» **SET PROBLEM**
Extract the full listing below without altering a single character.

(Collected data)
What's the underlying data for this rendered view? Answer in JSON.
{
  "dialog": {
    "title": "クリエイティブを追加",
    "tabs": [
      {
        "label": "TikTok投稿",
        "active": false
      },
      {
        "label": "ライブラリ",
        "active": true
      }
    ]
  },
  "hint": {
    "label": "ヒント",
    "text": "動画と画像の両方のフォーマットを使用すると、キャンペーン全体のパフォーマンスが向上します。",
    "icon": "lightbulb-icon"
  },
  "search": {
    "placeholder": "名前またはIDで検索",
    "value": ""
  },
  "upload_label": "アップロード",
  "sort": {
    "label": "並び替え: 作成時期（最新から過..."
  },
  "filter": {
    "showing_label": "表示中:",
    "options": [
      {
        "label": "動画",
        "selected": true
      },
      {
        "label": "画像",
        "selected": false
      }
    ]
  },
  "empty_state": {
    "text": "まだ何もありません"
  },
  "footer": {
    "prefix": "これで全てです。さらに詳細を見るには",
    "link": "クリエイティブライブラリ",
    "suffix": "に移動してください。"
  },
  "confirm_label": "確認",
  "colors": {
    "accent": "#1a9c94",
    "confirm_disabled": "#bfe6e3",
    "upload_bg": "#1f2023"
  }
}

» **EXERCISE RESPONSE**
What's the underlying data for this rendered view? Answer in JSON.
{
  "dialog": {
    "title": "クリエイティブを追加",
    "tabs": [
      {
        "label": "TikTok投稿",
        "active": false
      },
      {
        "label": "ライブラリ",
        "active": true
      }
    ]
  },
  "hint": {
    "label": "ヒント",
    "text": "動画と画像の両方のフォーマットを使用すると、キャンペーン全体のパフォーマンスが向上します。",
    "icon": "lightbulb-icon"
  },
  "search": {
    "placeholder": "名前またはIDで検索",
    "value": ""
  },
  "upload_label": "アップロード",
  "sort": {
    "label": "並び替え: 作成時期（最新から過..."
  },
  "filter": {
    "showing_label": "表示中:",
    "options": [
      {
        "label": "動画",
        "selected": true
      },
      {
        "label": "画像",
        "selected": false
      }
    ]
  },
  "empty_state": {
    "text": "まだ何もありません"
  },
  "footer": {
    "prefix": "これで全てです。さらに詳細を見るには",
    "link": "クリエイティブライブラリ",
    "suffix": "に移動してください。"
  },
  "confirm_label": "確認",
  "colors": {
    "accent": "#1a9c94",
    "confirm_disabled": "#bfe6e3",
    "upload_bg": "#1f2023"
  }
}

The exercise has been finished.